What you will do ->
Tally every line of the listing where the string "census" is found, and state the total alone.

Records from a dataset
+ + + + + + +

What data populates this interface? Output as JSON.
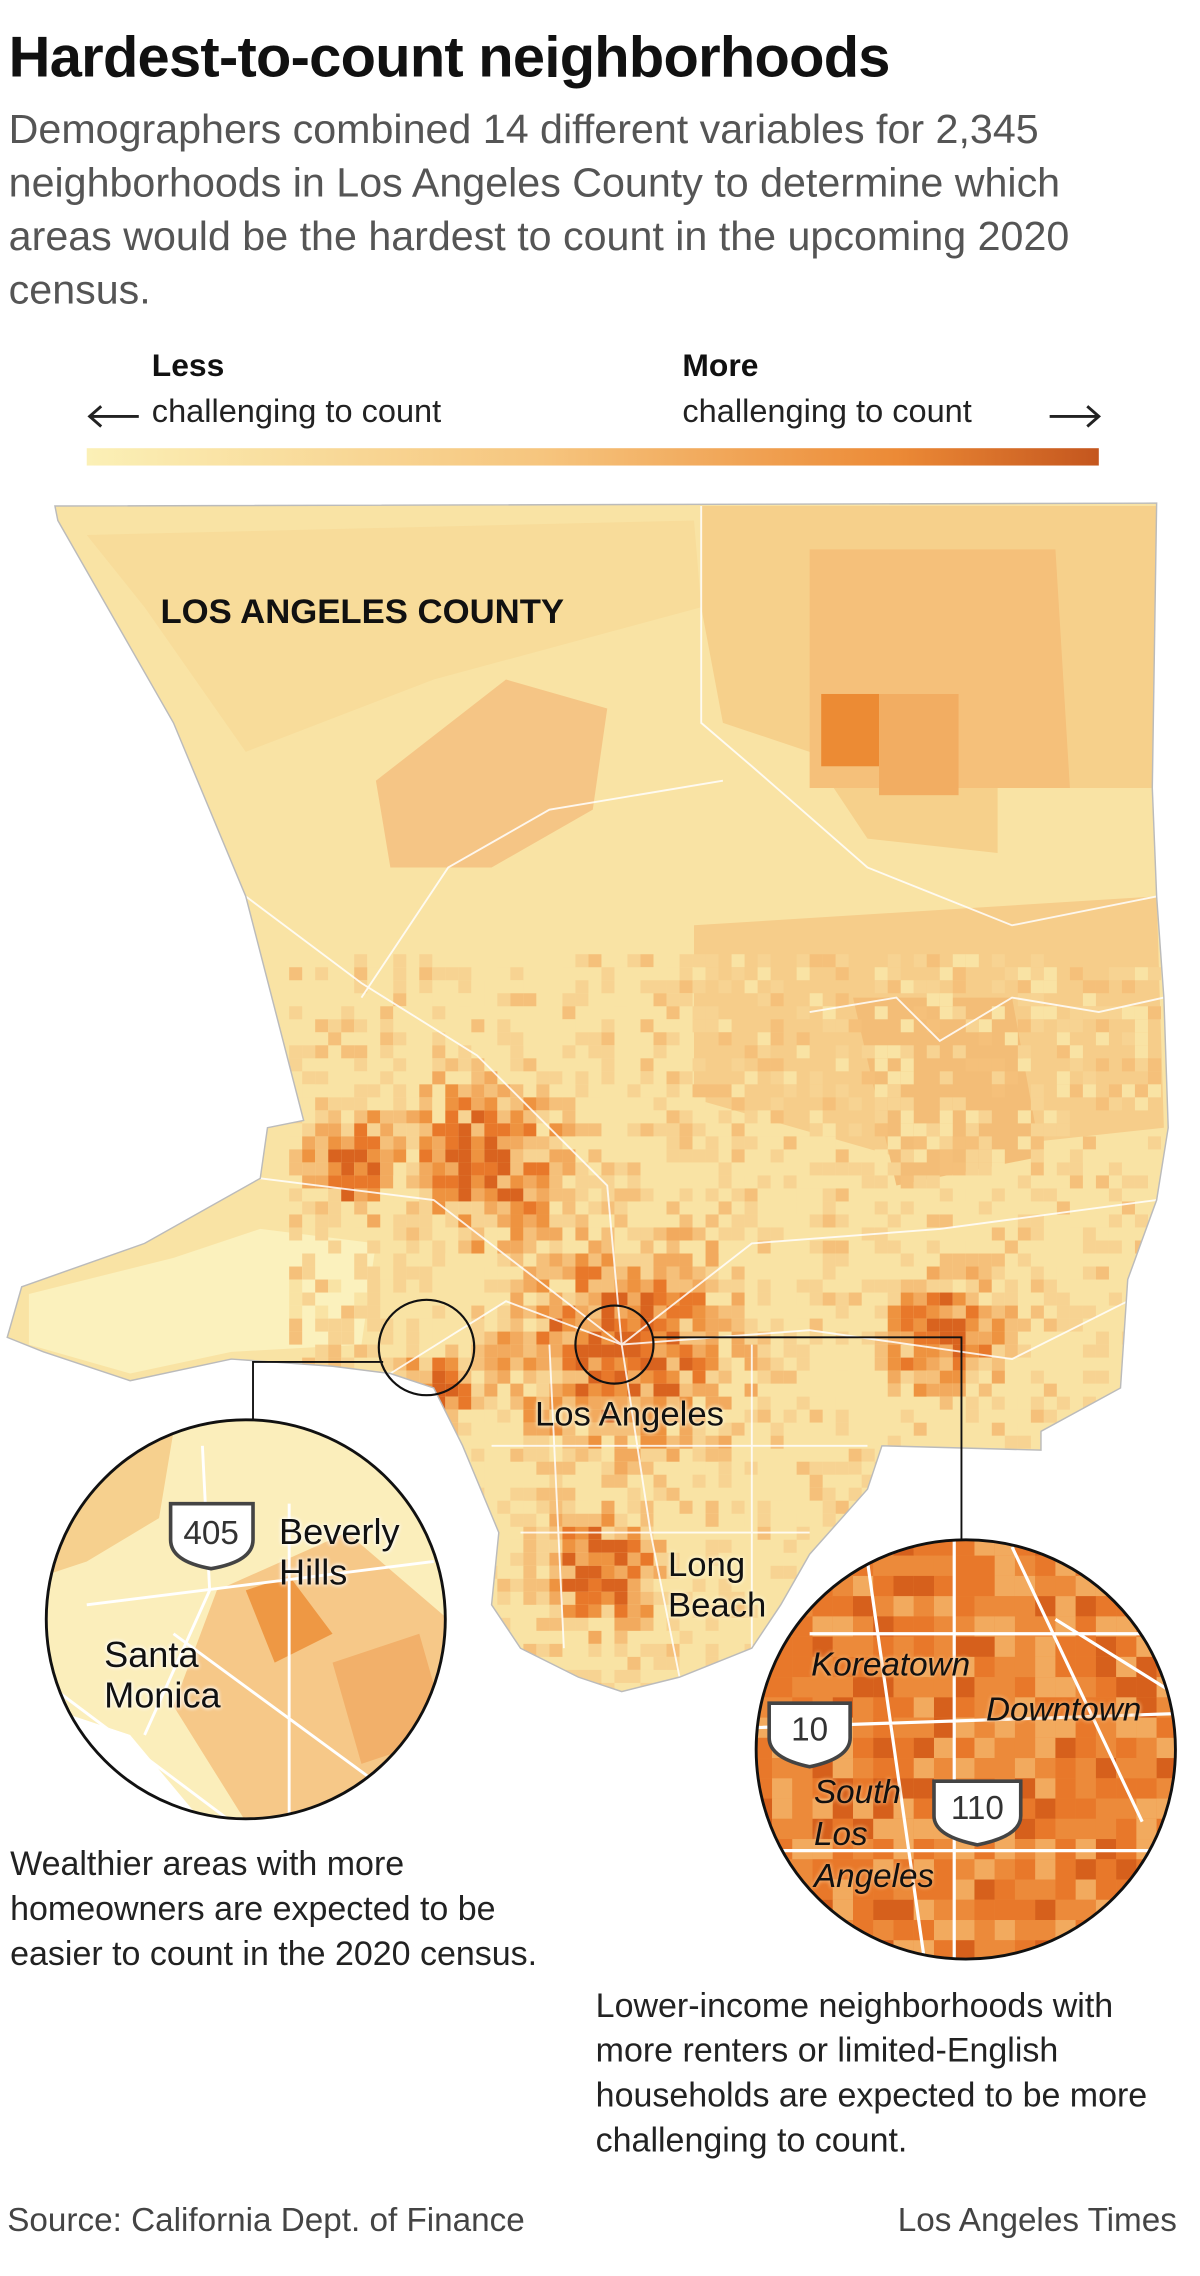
{
  "header": {
    "title": "Hardest-to-count neighborhoods",
    "subtitle": "Demographers combined 14 different variables for 2,345 neighborhoods in Los Angeles County to determine which areas would be the hardest to count in the upcoming 2020 census."
  },
  "legend": {
    "less": "Less",
    "less_text": "challenging to count",
    "more": "More",
    "more_text": "challenging to count"
  },
  "map": {
    "county_label": "LOS ANGELES COUNTY",
    "city_label": "Los Angeles",
    "long_beach_label": "Long Beach"
  },
  "left_inset": {
    "shield": "405",
    "labels": [
      "Beverly Hills",
      "Santa Monica"
    ],
    "caption": "Wealthier areas with more homeowners are expected to be easier to count in the 2020 census."
  },
  "right_inset": {
    "labels": [
      "Koreatown",
      "Downtown",
      "South Los Angeles"
    ],
    "shields": [
      "10",
      "110"
    ],
    "caption": "Lower-income neighborhoods with more renters or limited-English households are expected to be more challenging to count."
  },
  "footer": {
    "source": "Source: California Dept. of Finance",
    "credit": "Los Angeles Times"
  }
}
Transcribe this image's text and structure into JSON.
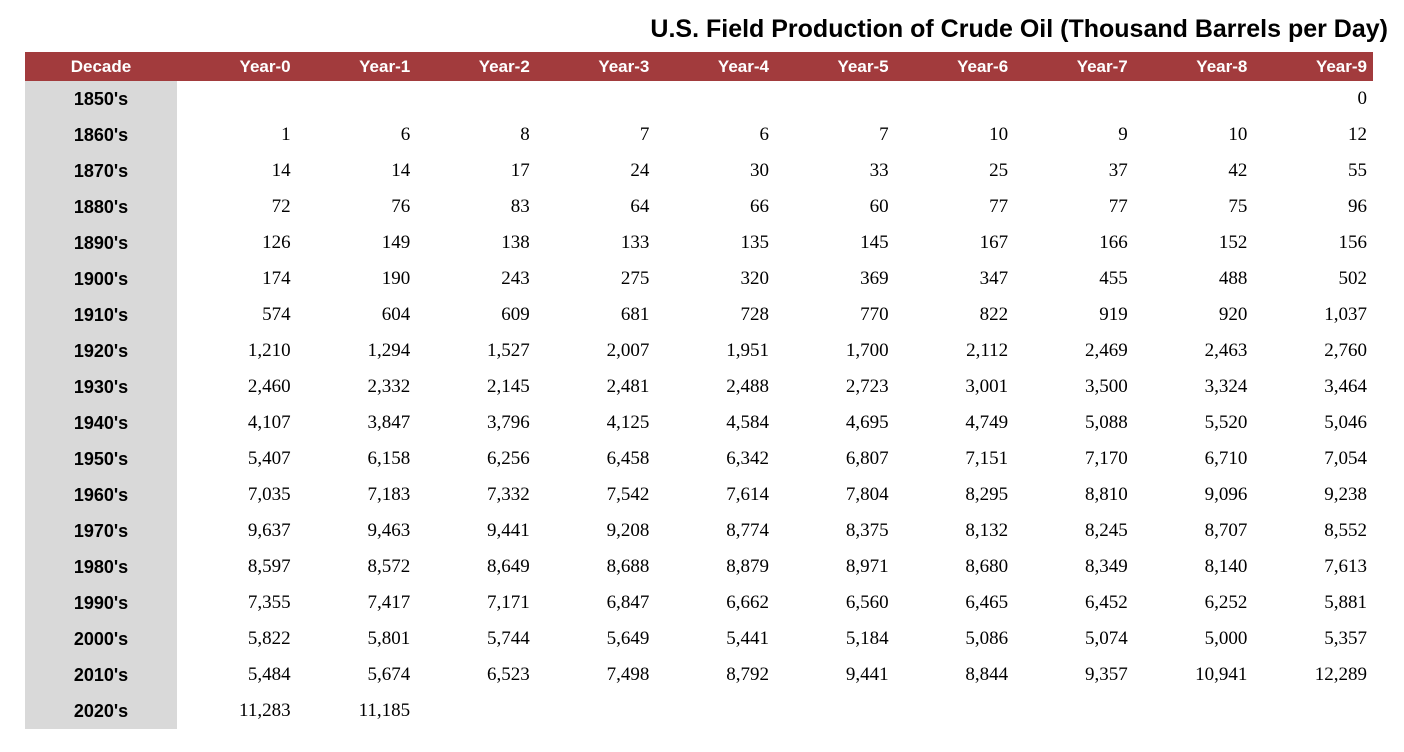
{
  "title": "U.S. Field Production of Crude Oil (Thousand Barrels per Day)",
  "colors": {
    "header_bg": "#A23B3D",
    "header_text": "#FFFFFF",
    "decade_column_bg": "#D9D9D9",
    "body_text": "#000000",
    "page_bg": "#FFFFFF"
  },
  "chart_data": {
    "type": "table",
    "title": "U.S. Field Production of Crude Oil (Thousand Barrels per Day)",
    "units": "Thousand Barrels per Day",
    "columns": [
      "Decade",
      "Year-0",
      "Year-1",
      "Year-2",
      "Year-3",
      "Year-4",
      "Year-5",
      "Year-6",
      "Year-7",
      "Year-8",
      "Year-9"
    ],
    "rows": [
      {
        "decade": "1850's",
        "values": [
          "",
          "",
          "",
          "",
          "",
          "",
          "",
          "",
          "",
          "0"
        ]
      },
      {
        "decade": "1860's",
        "values": [
          "1",
          "6",
          "8",
          "7",
          "6",
          "7",
          "10",
          "9",
          "10",
          "12"
        ]
      },
      {
        "decade": "1870's",
        "values": [
          "14",
          "14",
          "17",
          "24",
          "30",
          "33",
          "25",
          "37",
          "42",
          "55"
        ]
      },
      {
        "decade": "1880's",
        "values": [
          "72",
          "76",
          "83",
          "64",
          "66",
          "60",
          "77",
          "77",
          "75",
          "96"
        ]
      },
      {
        "decade": "1890's",
        "values": [
          "126",
          "149",
          "138",
          "133",
          "135",
          "145",
          "167",
          "166",
          "152",
          "156"
        ]
      },
      {
        "decade": "1900's",
        "values": [
          "174",
          "190",
          "243",
          "275",
          "320",
          "369",
          "347",
          "455",
          "488",
          "502"
        ]
      },
      {
        "decade": "1910's",
        "values": [
          "574",
          "604",
          "609",
          "681",
          "728",
          "770",
          "822",
          "919",
          "920",
          "1,037"
        ]
      },
      {
        "decade": "1920's",
        "values": [
          "1,210",
          "1,294",
          "1,527",
          "2,007",
          "1,951",
          "1,700",
          "2,112",
          "2,469",
          "2,463",
          "2,760"
        ]
      },
      {
        "decade": "1930's",
        "values": [
          "2,460",
          "2,332",
          "2,145",
          "2,481",
          "2,488",
          "2,723",
          "3,001",
          "3,500",
          "3,324",
          "3,464"
        ]
      },
      {
        "decade": "1940's",
        "values": [
          "4,107",
          "3,847",
          "3,796",
          "4,125",
          "4,584",
          "4,695",
          "4,749",
          "5,088",
          "5,520",
          "5,046"
        ]
      },
      {
        "decade": "1950's",
        "values": [
          "5,407",
          "6,158",
          "6,256",
          "6,458",
          "6,342",
          "6,807",
          "7,151",
          "7,170",
          "6,710",
          "7,054"
        ]
      },
      {
        "decade": "1960's",
        "values": [
          "7,035",
          "7,183",
          "7,332",
          "7,542",
          "7,614",
          "7,804",
          "8,295",
          "8,810",
          "9,096",
          "9,238"
        ]
      },
      {
        "decade": "1970's",
        "values": [
          "9,637",
          "9,463",
          "9,441",
          "9,208",
          "8,774",
          "8,375",
          "8,132",
          "8,245",
          "8,707",
          "8,552"
        ]
      },
      {
        "decade": "1980's",
        "values": [
          "8,597",
          "8,572",
          "8,649",
          "8,688",
          "8,879",
          "8,971",
          "8,680",
          "8,349",
          "8,140",
          "7,613"
        ]
      },
      {
        "decade": "1990's",
        "values": [
          "7,355",
          "7,417",
          "7,171",
          "6,847",
          "6,662",
          "6,560",
          "6,465",
          "6,452",
          "6,252",
          "5,881"
        ]
      },
      {
        "decade": "2000's",
        "values": [
          "5,822",
          "5,801",
          "5,744",
          "5,649",
          "5,441",
          "5,184",
          "5,086",
          "5,074",
          "5,000",
          "5,357"
        ]
      },
      {
        "decade": "2010's",
        "values": [
          "5,484",
          "5,674",
          "6,523",
          "7,498",
          "8,792",
          "9,441",
          "8,844",
          "9,357",
          "10,941",
          "12,289"
        ]
      },
      {
        "decade": "2020's",
        "values": [
          "11,283",
          "11,185",
          "",
          "",
          "",
          "",
          "",
          "",
          "",
          ""
        ]
      }
    ]
  }
}
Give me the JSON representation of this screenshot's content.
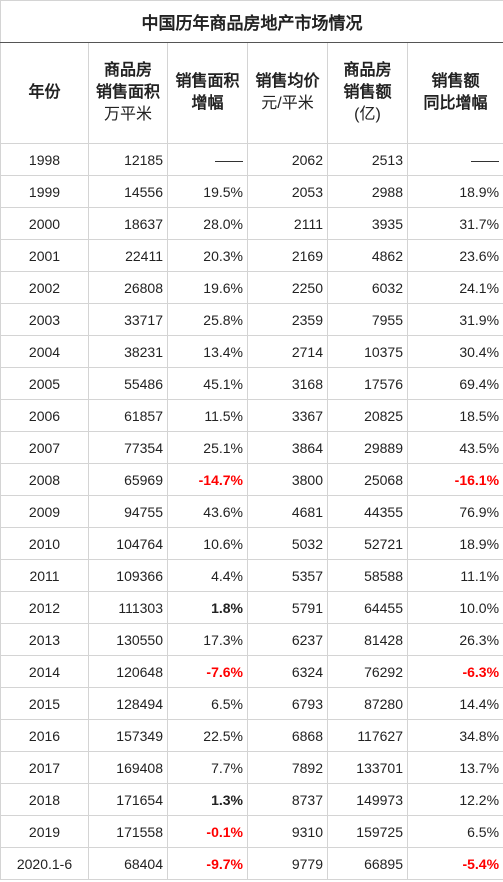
{
  "title": "中国历年商品房地产市场情况",
  "header": [
    [
      "年份"
    ],
    [
      "商品房",
      "销售面积",
      "万平米"
    ],
    [
      "销售面积",
      "增幅"
    ],
    [
      "销售均价",
      "元/平米"
    ],
    [
      "商品房",
      "销售额",
      "(亿)"
    ],
    [
      "销售额",
      "同比增幅"
    ]
  ],
  "negative_color": "#ff0000",
  "rows": [
    [
      "1998",
      "12185",
      "——",
      "2062",
      "2513",
      "——"
    ],
    [
      "1999",
      "14556",
      "19.5%",
      "2053",
      "2988",
      "18.9%"
    ],
    [
      "2000",
      "18637",
      "28.0%",
      "2111",
      "3935",
      "31.7%"
    ],
    [
      "2001",
      "22411",
      "20.3%",
      "2169",
      "4862",
      "23.6%"
    ],
    [
      "2002",
      "26808",
      "19.6%",
      "2250",
      "6032",
      "24.1%"
    ],
    [
      "2003",
      "33717",
      "25.8%",
      "2359",
      "7955",
      "31.9%"
    ],
    [
      "2004",
      "38231",
      "13.4%",
      "2714",
      "10375",
      "30.4%"
    ],
    [
      "2005",
      "55486",
      "45.1%",
      "3168",
      "17576",
      "69.4%"
    ],
    [
      "2006",
      "61857",
      "11.5%",
      "3367",
      "20825",
      "18.5%"
    ],
    [
      "2007",
      "77354",
      "25.1%",
      "3864",
      "29889",
      "43.5%"
    ],
    [
      "2008",
      "65969",
      "-14.7%",
      "3800",
      "25068",
      "-16.1%"
    ],
    [
      "2009",
      "94755",
      "43.6%",
      "4681",
      "44355",
      "76.9%"
    ],
    [
      "2010",
      "104764",
      "10.6%",
      "5032",
      "52721",
      "18.9%"
    ],
    [
      "2011",
      "109366",
      "4.4%",
      "5357",
      "58588",
      "11.1%"
    ],
    [
      "2012",
      "111303",
      "1.8%",
      "5791",
      "64455",
      "10.0%"
    ],
    [
      "2013",
      "130550",
      "17.3%",
      "6237",
      "81428",
      "26.3%"
    ],
    [
      "2014",
      "120648",
      "-7.6%",
      "6324",
      "76292",
      "-6.3%"
    ],
    [
      "2015",
      "128494",
      "6.5%",
      "6793",
      "87280",
      "14.4%"
    ],
    [
      "2016",
      "157349",
      "22.5%",
      "6868",
      "117627",
      "34.8%"
    ],
    [
      "2017",
      "169408",
      "7.7%",
      "7892",
      "133701",
      "13.7%"
    ],
    [
      "2018",
      "171654",
      "1.3%",
      "8737",
      "149973",
      "12.2%"
    ],
    [
      "2019",
      "171558",
      "-0.1%",
      "9310",
      "159725",
      "6.5%"
    ],
    [
      "2020.1-6",
      "68404",
      "-9.7%",
      "9779",
      "66895",
      "-5.4%"
    ]
  ]
}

+ + + + + + +

Output of the task ->
2